BRIEF: Transcribe the material in full, exactly as written.
## Start DATA FOR THIS EXERCISE
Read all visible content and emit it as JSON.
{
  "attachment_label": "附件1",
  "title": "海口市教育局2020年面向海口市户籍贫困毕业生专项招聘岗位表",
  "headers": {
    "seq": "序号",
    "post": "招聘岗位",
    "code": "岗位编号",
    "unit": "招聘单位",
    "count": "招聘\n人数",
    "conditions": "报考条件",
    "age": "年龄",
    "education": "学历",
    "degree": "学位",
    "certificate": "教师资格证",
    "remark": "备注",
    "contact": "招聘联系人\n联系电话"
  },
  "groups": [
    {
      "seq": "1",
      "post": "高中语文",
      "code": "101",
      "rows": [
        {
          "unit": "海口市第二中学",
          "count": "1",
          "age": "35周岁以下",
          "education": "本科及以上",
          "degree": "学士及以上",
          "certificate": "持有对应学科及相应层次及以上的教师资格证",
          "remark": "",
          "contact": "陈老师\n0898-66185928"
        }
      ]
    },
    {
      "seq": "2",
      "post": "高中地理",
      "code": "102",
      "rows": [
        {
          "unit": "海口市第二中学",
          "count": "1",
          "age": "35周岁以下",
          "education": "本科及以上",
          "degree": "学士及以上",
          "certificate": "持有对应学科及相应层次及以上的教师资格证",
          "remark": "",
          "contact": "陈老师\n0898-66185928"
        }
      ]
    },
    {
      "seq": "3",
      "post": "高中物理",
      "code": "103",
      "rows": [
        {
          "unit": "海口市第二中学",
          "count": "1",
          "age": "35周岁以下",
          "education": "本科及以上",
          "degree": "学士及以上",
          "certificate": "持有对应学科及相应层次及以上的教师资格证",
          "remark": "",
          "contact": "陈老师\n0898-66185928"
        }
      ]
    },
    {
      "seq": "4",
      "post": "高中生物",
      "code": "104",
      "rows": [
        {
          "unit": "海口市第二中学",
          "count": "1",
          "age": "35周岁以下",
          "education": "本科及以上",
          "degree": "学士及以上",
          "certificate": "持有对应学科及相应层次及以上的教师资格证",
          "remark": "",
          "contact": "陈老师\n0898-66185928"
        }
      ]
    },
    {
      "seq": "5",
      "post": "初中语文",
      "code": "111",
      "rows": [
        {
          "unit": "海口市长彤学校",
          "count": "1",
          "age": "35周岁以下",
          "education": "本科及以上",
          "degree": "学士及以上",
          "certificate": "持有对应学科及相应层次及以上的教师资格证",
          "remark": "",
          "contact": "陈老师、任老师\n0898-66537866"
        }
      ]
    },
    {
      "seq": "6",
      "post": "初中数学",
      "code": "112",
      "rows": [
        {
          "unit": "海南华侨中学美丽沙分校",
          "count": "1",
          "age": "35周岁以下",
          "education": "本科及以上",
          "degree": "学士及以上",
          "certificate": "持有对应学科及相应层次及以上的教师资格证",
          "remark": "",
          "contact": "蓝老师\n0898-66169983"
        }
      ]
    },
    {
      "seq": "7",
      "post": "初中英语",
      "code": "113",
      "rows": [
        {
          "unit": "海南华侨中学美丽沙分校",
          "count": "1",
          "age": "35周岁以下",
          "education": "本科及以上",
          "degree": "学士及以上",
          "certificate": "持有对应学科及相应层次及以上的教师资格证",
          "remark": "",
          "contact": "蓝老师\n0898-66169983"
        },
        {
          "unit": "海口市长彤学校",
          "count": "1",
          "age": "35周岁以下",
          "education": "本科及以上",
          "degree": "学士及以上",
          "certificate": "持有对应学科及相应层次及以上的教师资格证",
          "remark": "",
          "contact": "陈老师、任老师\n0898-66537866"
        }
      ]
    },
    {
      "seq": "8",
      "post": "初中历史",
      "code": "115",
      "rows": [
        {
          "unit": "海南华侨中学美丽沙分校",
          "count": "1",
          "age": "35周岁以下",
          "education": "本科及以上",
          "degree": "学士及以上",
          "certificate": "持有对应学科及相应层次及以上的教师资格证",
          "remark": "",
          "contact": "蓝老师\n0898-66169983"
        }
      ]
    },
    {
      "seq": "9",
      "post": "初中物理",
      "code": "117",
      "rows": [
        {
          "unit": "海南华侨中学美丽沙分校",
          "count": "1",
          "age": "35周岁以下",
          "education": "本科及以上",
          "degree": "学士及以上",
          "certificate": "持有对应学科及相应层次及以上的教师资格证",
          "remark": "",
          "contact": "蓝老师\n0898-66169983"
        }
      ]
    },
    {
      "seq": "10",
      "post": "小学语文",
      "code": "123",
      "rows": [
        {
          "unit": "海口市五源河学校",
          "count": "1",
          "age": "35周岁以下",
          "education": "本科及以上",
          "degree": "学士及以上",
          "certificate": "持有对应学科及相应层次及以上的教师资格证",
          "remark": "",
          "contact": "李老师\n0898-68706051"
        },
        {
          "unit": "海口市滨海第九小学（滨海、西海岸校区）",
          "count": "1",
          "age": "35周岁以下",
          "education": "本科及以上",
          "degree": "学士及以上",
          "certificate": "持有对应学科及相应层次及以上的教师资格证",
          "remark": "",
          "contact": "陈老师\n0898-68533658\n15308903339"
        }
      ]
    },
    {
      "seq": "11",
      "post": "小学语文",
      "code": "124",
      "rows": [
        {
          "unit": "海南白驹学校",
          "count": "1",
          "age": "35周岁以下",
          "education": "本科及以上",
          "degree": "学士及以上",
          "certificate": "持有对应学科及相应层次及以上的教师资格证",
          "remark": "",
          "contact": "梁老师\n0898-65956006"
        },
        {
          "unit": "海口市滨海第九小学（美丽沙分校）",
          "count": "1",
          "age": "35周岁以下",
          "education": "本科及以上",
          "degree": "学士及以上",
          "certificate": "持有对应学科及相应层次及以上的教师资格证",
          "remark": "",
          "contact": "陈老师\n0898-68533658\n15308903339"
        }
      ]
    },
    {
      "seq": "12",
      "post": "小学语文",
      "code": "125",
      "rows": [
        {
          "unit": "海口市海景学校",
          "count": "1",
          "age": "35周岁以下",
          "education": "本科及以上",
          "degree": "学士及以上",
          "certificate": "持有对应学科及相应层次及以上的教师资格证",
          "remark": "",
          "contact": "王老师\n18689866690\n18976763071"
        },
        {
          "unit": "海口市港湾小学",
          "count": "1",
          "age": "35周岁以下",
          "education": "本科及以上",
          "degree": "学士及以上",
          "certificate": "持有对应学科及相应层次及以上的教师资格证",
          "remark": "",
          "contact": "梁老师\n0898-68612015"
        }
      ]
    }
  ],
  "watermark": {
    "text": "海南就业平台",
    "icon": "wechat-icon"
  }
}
## End DATA FOR THIS EXERCISE
CORRECT RESPONSE:
Read all visible content and emit it as JSON.
{
  "attachment_label": "附件1",
  "title": "海口市教育局2020年面向海口市户籍贫困毕业生专项招聘岗位表",
  "headers": {
    "seq": "序号",
    "post": "招聘岗位",
    "code": "岗位编号",
    "unit": "招聘单位",
    "count": "招聘\n人数",
    "conditions": "报考条件",
    "age": "年龄",
    "education": "学历",
    "degree": "学位",
    "certificate": "教师资格证",
    "remark": "备注",
    "contact": "招聘联系人\n联系电话"
  },
  "groups": [
    {
      "seq": "1",
      "post": "高中语文",
      "code": "101",
      "rows": [
        {
          "unit": "海口市第二中学",
          "count": "1",
          "age": "35周岁以下",
          "education": "本科及以上",
          "degree": "学士及以上",
          "certificate": "持有对应学科及相应层次及以上的教师资格证",
          "remark": "",
          "contact": "陈老师\n0898-66185928"
        }
      ]
    },
    {
      "seq": "2",
      "post": "高中地理",
      "code": "102",
      "rows": [
        {
          "unit": "海口市第二中学",
          "count": "1",
          "age": "35周岁以下",
          "education": "本科及以上",
          "degree": "学士及以上",
          "certificate": "持有对应学科及相应层次及以上的教师资格证",
          "remark": "",
          "contact": "陈老师\n0898-66185928"
        }
      ]
    },
    {
      "seq": "3",
      "post": "高中物理",
      "code": "103",
      "rows": [
        {
          "unit": "海口市第二中学",
          "count": "1",
          "age": "35周岁以下",
          "education": "本科及以上",
          "degree": "学士及以上",
          "certificate": "持有对应学科及相应层次及以上的教师资格证",
          "remark": "",
          "contact": "陈老师\n0898-66185928"
        }
      ]
    },
    {
      "seq": "4",
      "post": "高中生物",
      "code": "104",
      "rows": [
        {
          "unit": "海口市第二中学",
          "count": "1",
          "age": "35周岁以下",
          "education": "本科及以上",
          "degree": "学士及以上",
          "certificate": "持有对应学科及相应层次及以上的教师资格证",
          "remark": "",
          "contact": "陈老师\n0898-66185928"
        }
      ]
    },
    {
      "seq": "5",
      "post": "初中语文",
      "code": "111",
      "rows": [
        {
          "unit": "海口市长彤学校",
          "count": "1",
          "age": "35周岁以下",
          "education": "本科及以上",
          "degree": "学士及以上",
          "certificate": "持有对应学科及相应层次及以上的教师资格证",
          "remark": "",
          "contact": "陈老师、任老师\n0898-66537866"
        }
      ]
    },
    {
      "seq": "6",
      "post": "初中数学",
      "code": "112",
      "rows": [
        {
          "unit": "海南华侨中学美丽沙分校",
          "count": "1",
          "age": "35周岁以下",
          "education": "本科及以上",
          "degree": "学士及以上",
          "certificate": "持有对应学科及相应层次及以上的教师资格证",
          "remark": "",
          "contact": "蓝老师\n0898-66169983"
        }
      ]
    },
    {
      "seq": "7",
      "post": "初中英语",
      "code": "113",
      "rows": [
        {
          "unit": "海南华侨中学美丽沙分校",
          "count": "1",
          "age": "35周岁以下",
          "education": "本科及以上",
          "degree": "学士及以上",
          "certificate": "持有对应学科及相应层次及以上的教师资格证",
          "remark": "",
          "contact": "蓝老师\n0898-66169983"
        },
        {
          "unit": "海口市长彤学校",
          "count": "1",
          "age": "35周岁以下",
          "education": "本科及以上",
          "degree": "学士及以上",
          "certificate": "持有对应学科及相应层次及以上的教师资格证",
          "remark": "",
          "contact": "陈老师、任老师\n0898-66537866"
        }
      ]
    },
    {
      "seq": "8",
      "post": "初中历史",
      "code": "115",
      "rows": [
        {
          "unit": "海南华侨中学美丽沙分校",
          "count": "1",
          "age": "35周岁以下",
          "education": "本科及以上",
          "degree": "学士及以上",
          "certificate": "持有对应学科及相应层次及以上的教师资格证",
          "remark": "",
          "contact": "蓝老师\n0898-66169983"
        }
      ]
    },
    {
      "seq": "9",
      "post": "初中物理",
      "code": "117",
      "rows": [
        {
          "unit": "海南华侨中学美丽沙分校",
          "count": "1",
          "age": "35周岁以下",
          "education": "本科及以上",
          "degree": "学士及以上",
          "certificate": "持有对应学科及相应层次及以上的教师资格证",
          "remark": "",
          "contact": "蓝老师\n0898-66169983"
        }
      ]
    },
    {
      "seq": "10",
      "post": "小学语文",
      "code": "123",
      "rows": [
        {
          "unit": "海口市五源河学校",
          "count": "1",
          "age": "35周岁以下",
          "education": "本科及以上",
          "degree": "学士及以上",
          "certificate": "持有对应学科及相应层次及以上的教师资格证",
          "remark": "",
          "contact": "李老师\n0898-68706051"
        },
        {
          "unit": "海口市滨海第九小学（滨海、西海岸校区）",
          "count": "1",
          "age": "35周岁以下",
          "education": "本科及以上",
          "degree": "学士及以上",
          "certificate": "持有对应学科及相应层次及以上的教师资格证",
          "remark": "",
          "contact": "陈老师\n0898-68533658\n15308903339"
        }
      ]
    },
    {
      "seq": "11",
      "post": "小学语文",
      "code": "124",
      "rows": [
        {
          "unit": "海南白驹学校",
          "count": "1",
          "age": "35周岁以下",
          "education": "本科及以上",
          "degree": "学士及以上",
          "certificate": "持有对应学科及相应层次及以上的教师资格证",
          "remark": "",
          "contact": "梁老师\n0898-65956006"
        },
        {
          "unit": "海口市滨海第九小学（美丽沙分校）",
          "count": "1",
          "age": "35周岁以下",
          "education": "本科及以上",
          "degree": "学士及以上",
          "certificate": "持有对应学科及相应层次及以上的教师资格证",
          "remark": "",
          "contact": "陈老师\n0898-68533658\n15308903339"
        }
      ]
    },
    {
      "seq": "12",
      "post": "小学语文",
      "code": "125",
      "rows": [
        {
          "unit": "海口市海景学校",
          "count": "1",
          "age": "35周岁以下",
          "education": "本科及以上",
          "degree": "学士及以上",
          "certificate": "持有对应学科及相应层次及以上的教师资格证",
          "remark": "",
          "contact": "王老师\n18689866690\n18976763071"
        },
        {
          "unit": "海口市港湾小学",
          "count": "1",
          "age": "35周岁以下",
          "education": "本科及以上",
          "degree": "学士及以上",
          "certificate": "持有对应学科及相应层次及以上的教师资格证",
          "remark": "",
          "contact": "梁老师\n0898-68612015"
        }
      ]
    }
  ],
  "watermark": {
    "text": "海南就业平台",
    "icon": "wechat-icon"
  }
}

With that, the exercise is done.